**WHAT YOU SHOULD DO**
What you return should match every record exactly, with the images removed.

□ □ □ □ □

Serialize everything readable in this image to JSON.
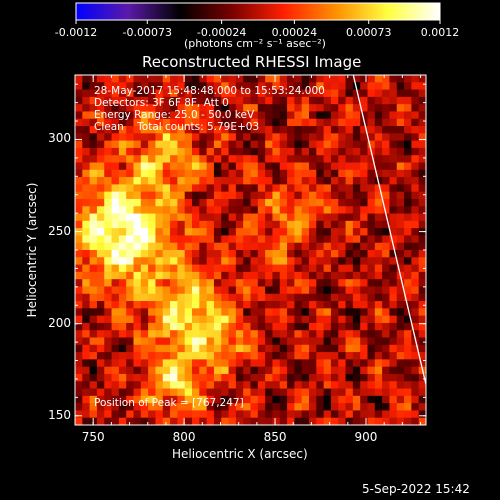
{
  "colorbar": {
    "tick_labels": [
      "-0.0012",
      "-0.00073",
      "-0.00024",
      "0.00024",
      "0.00073",
      "0.0012"
    ],
    "ticks": [
      -0.0012,
      -0.00073,
      -0.00024,
      0.00024,
      0.00073,
      0.0012
    ],
    "range": [
      -0.0012,
      0.0012
    ],
    "colormap": [
      "#0000ff",
      "#5a1aa8",
      "#000000",
      "#7a0000",
      "#ff2000",
      "#ff9000",
      "#ffff40",
      "#ffffff"
    ],
    "units_label": "(photons cm⁻² s⁻¹ asec⁻²)"
  },
  "chart_data": {
    "type": "heatmap",
    "title": "Reconstructed RHESSI Image",
    "xlabel": "Heliocentric X (arcsec)",
    "ylabel": "Heliocentric Y (arcsec)",
    "xlim": [
      740,
      933
    ],
    "ylim": [
      145,
      335
    ],
    "x_ticks": [
      750,
      800,
      850,
      900
    ],
    "y_ticks": [
      150,
      200,
      250,
      300
    ],
    "x_tick_labels": [
      "750",
      "800",
      "850",
      "900"
    ],
    "y_tick_labels": [
      "150",
      "200",
      "250",
      "300"
    ],
    "annotations": [
      "28-May-2017 15:48:48.000 to 15:53:24.000",
      "Detectors: 3F 6F 8F, Att 0",
      "Energy Range: 25.0 - 50.0 keV",
      "Clean    Total counts: 5.79E+03"
    ],
    "peak_label": "Position of Peak = [767,247]",
    "peak": [
      767,
      247
    ],
    "sources": [
      {
        "x": 767,
        "y": 250,
        "amp": 0.00115,
        "sigma": 20
      },
      {
        "x": 790,
        "y": 292,
        "amp": 0.0006,
        "sigma": 14
      },
      {
        "x": 802,
        "y": 205,
        "amp": 0.0008,
        "sigma": 16
      },
      {
        "x": 795,
        "y": 168,
        "amp": 0.0007,
        "sigma": 12
      },
      {
        "x": 822,
        "y": 190,
        "amp": 0.0004,
        "sigma": 10
      },
      {
        "x": 860,
        "y": 262,
        "amp": 0.00045,
        "sigma": 12
      },
      {
        "x": 850,
        "y": 235,
        "amp": 0.0003,
        "sigma": 10
      }
    ],
    "limb_points": [
      [
        893,
        335
      ],
      [
        933,
        167
      ]
    ]
  },
  "footer": {
    "date": "5-Sep-2022 15:42"
  }
}
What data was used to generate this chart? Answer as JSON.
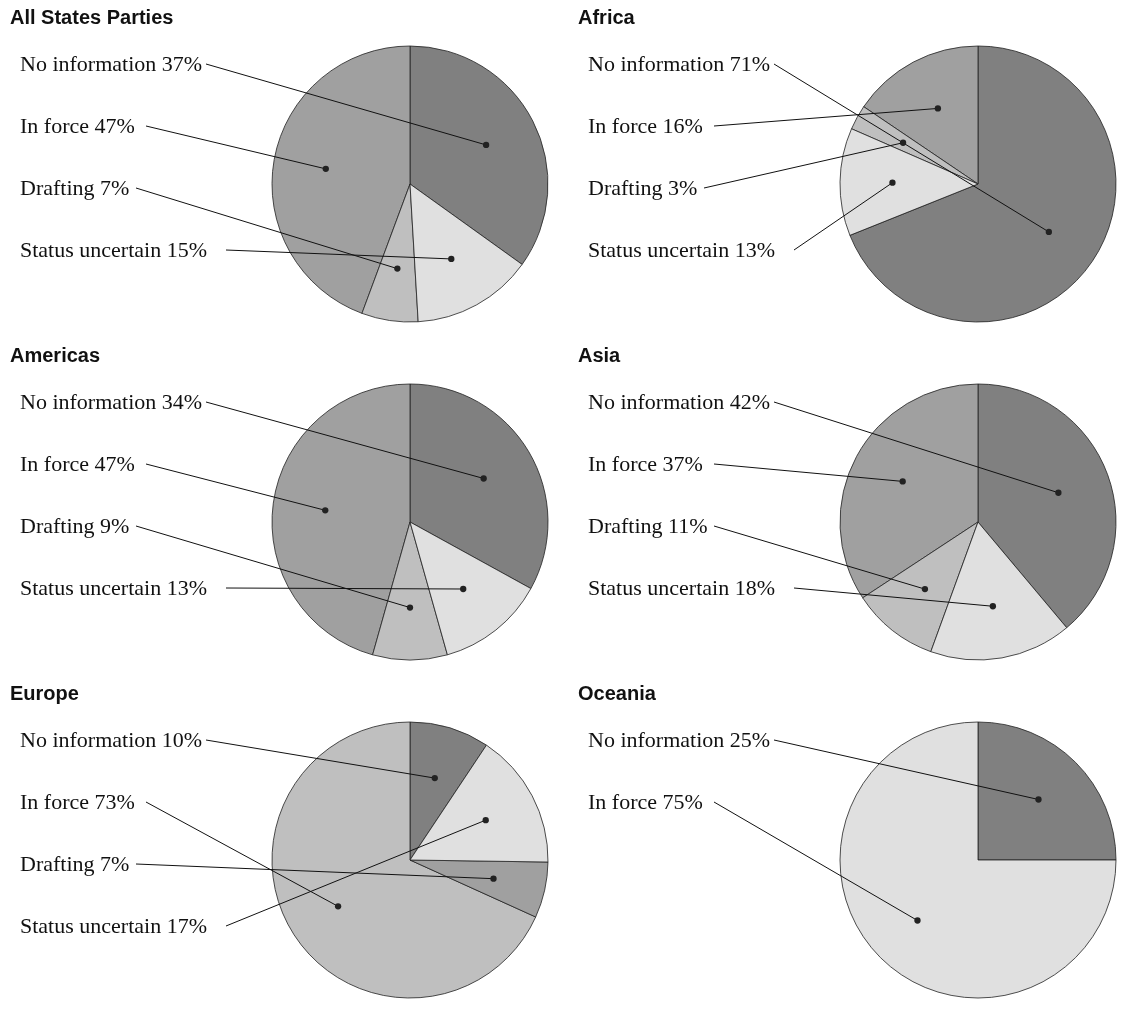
{
  "chart_data": [
    {
      "type": "pie",
      "title": "All States Parties",
      "categories": [
        "No information",
        "In force",
        "Drafting",
        "Status uncertain"
      ],
      "values": [
        37,
        47,
        7,
        15
      ],
      "value_labels": [
        "37%",
        "47%",
        "7%",
        "15%"
      ],
      "colors": [
        "#808080",
        "#a0a0a0",
        "#bfbfbf",
        "#e0e0e0"
      ]
    },
    {
      "type": "pie",
      "title": "Africa",
      "categories": [
        "No information",
        "In force",
        "Drafting",
        "Status uncertain"
      ],
      "values": [
        71,
        16,
        3,
        13
      ],
      "value_labels": [
        "71%",
        "16%",
        "3%",
        "13%"
      ],
      "colors": [
        "#808080",
        "#a0a0a0",
        "#bfbfbf",
        "#e0e0e0"
      ]
    },
    {
      "type": "pie",
      "title": "Americas",
      "categories": [
        "No information",
        "In force",
        "Drafting",
        "Status uncertain"
      ],
      "values": [
        34,
        47,
        9,
        13
      ],
      "value_labels": [
        "34%",
        "47%",
        "9%",
        "13%"
      ],
      "colors": [
        "#808080",
        "#a0a0a0",
        "#bfbfbf",
        "#e0e0e0"
      ]
    },
    {
      "type": "pie",
      "title": "Asia",
      "categories": [
        "No information",
        "In force",
        "Drafting",
        "Status uncertain"
      ],
      "values": [
        42,
        37,
        11,
        18
      ],
      "value_labels": [
        "42%",
        "37%",
        "11%",
        "18%"
      ],
      "colors": [
        "#808080",
        "#a0a0a0",
        "#bfbfbf",
        "#e0e0e0"
      ]
    },
    {
      "type": "pie",
      "title": "Europe",
      "categories": [
        "No information",
        "In force",
        "Drafting",
        "Status uncertain"
      ],
      "values": [
        10,
        73,
        7,
        17
      ],
      "value_labels": [
        "10%",
        "73%",
        "7%",
        "17%"
      ],
      "colors": [
        "#808080",
        "#bfbfbf",
        "#a0a0a0",
        "#e0e0e0"
      ]
    },
    {
      "type": "pie",
      "title": "Oceania",
      "categories": [
        "No information",
        "In force"
      ],
      "values": [
        25,
        75
      ],
      "value_labels": [
        "25%",
        "75%"
      ],
      "colors": [
        "#808080",
        "#e0e0e0"
      ]
    }
  ]
}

□ □ □ □ □

**TASK ANSWER**
Serialize everything readable in this image to JSON.
{
  "colorbar": {
    "tick_labels": [
      "-0.0012",
      "-0.00073",
      "-0.00024",
      "0.00024",
      "0.00073",
      "0.0012"
    ],
    "ticks": [
      -0.0012,
      -0.00073,
      -0.00024,
      0.00024,
      0.00073,
      0.0012
    ],
    "range": [
      -0.0012,
      0.0012
    ],
    "colormap": [
      "#0000ff",
      "#5a1aa8",
      "#000000",
      "#7a0000",
      "#ff2000",
      "#ff9000",
      "#ffff40",
      "#ffffff"
    ],
    "units_label": "(photons cm⁻² s⁻¹ asec⁻²)"
  },
  "chart_data": {
    "type": "heatmap",
    "title": "Reconstructed RHESSI Image",
    "xlabel": "Heliocentric X (arcsec)",
    "ylabel": "Heliocentric Y (arcsec)",
    "xlim": [
      740,
      933
    ],
    "ylim": [
      145,
      335
    ],
    "x_ticks": [
      750,
      800,
      850,
      900
    ],
    "y_ticks": [
      150,
      200,
      250,
      300
    ],
    "x_tick_labels": [
      "750",
      "800",
      "850",
      "900"
    ],
    "y_tick_labels": [
      "150",
      "200",
      "250",
      "300"
    ],
    "annotations": [
      "28-May-2017 15:48:48.000 to 15:53:24.000",
      "Detectors: 3F 6F 8F, Att 0",
      "Energy Range: 25.0 - 50.0 keV",
      "Clean    Total counts: 5.79E+03"
    ],
    "peak_label": "Position of Peak = [767,247]",
    "peak": [
      767,
      247
    ],
    "sources": [
      {
        "x": 767,
        "y": 250,
        "amp": 0.00115,
        "sigma": 20
      },
      {
        "x": 790,
        "y": 292,
        "amp": 0.0006,
        "sigma": 14
      },
      {
        "x": 802,
        "y": 205,
        "amp": 0.0008,
        "sigma": 16
      },
      {
        "x": 795,
        "y": 168,
        "amp": 0.0007,
        "sigma": 12
      },
      {
        "x": 822,
        "y": 190,
        "amp": 0.0004,
        "sigma": 10
      },
      {
        "x": 860,
        "y": 262,
        "amp": 0.00045,
        "sigma": 12
      },
      {
        "x": 850,
        "y": 235,
        "amp": 0.0003,
        "sigma": 10
      }
    ],
    "limb_points": [
      [
        893,
        335
      ],
      [
        933,
        167
      ]
    ]
  },
  "footer": {
    "date": "5-Sep-2022 15:42"
  }
}
What data was used to generate this chart? Answer as JSON.
{
  "chart_data": [
    {
      "type": "pie",
      "title": "All States Parties",
      "categories": [
        "No information",
        "In force",
        "Drafting",
        "Status uncertain"
      ],
      "values": [
        37,
        47,
        7,
        15
      ],
      "value_labels": [
        "37%",
        "47%",
        "7%",
        "15%"
      ],
      "colors": [
        "#808080",
        "#a0a0a0",
        "#bfbfbf",
        "#e0e0e0"
      ]
    },
    {
      "type": "pie",
      "title": "Africa",
      "categories": [
        "No information",
        "In force",
        "Drafting",
        "Status uncertain"
      ],
      "values": [
        71,
        16,
        3,
        13
      ],
      "value_labels": [
        "71%",
        "16%",
        "3%",
        "13%"
      ],
      "colors": [
        "#808080",
        "#a0a0a0",
        "#bfbfbf",
        "#e0e0e0"
      ]
    },
    {
      "type": "pie",
      "title": "Americas",
      "categories": [
        "No information",
        "In force",
        "Drafting",
        "Status uncertain"
      ],
      "values": [
        34,
        47,
        9,
        13
      ],
      "value_labels": [
        "34%",
        "47%",
        "9%",
        "13%"
      ],
      "colors": [
        "#808080",
        "#a0a0a0",
        "#bfbfbf",
        "#e0e0e0"
      ]
    },
    {
      "type": "pie",
      "title": "Asia",
      "categories": [
        "No information",
        "In force",
        "Drafting",
        "Status uncertain"
      ],
      "values": [
        42,
        37,
        11,
        18
      ],
      "value_labels": [
        "42%",
        "37%",
        "11%",
        "18%"
      ],
      "colors": [
        "#808080",
        "#a0a0a0",
        "#bfbfbf",
        "#e0e0e0"
      ]
    },
    {
      "type": "pie",
      "title": "Europe",
      "categories": [
        "No information",
        "In force",
        "Drafting",
        "Status uncertain"
      ],
      "values": [
        10,
        73,
        7,
        17
      ],
      "value_labels": [
        "10%",
        "73%",
        "7%",
        "17%"
      ],
      "colors": [
        "#808080",
        "#bfbfbf",
        "#a0a0a0",
        "#e0e0e0"
      ]
    },
    {
      "type": "pie",
      "title": "Oceania",
      "categories": [
        "No information",
        "In force"
      ],
      "values": [
        25,
        75
      ],
      "value_labels": [
        "25%",
        "75%"
      ],
      "colors": [
        "#808080",
        "#e0e0e0"
      ]
    }
  ]
}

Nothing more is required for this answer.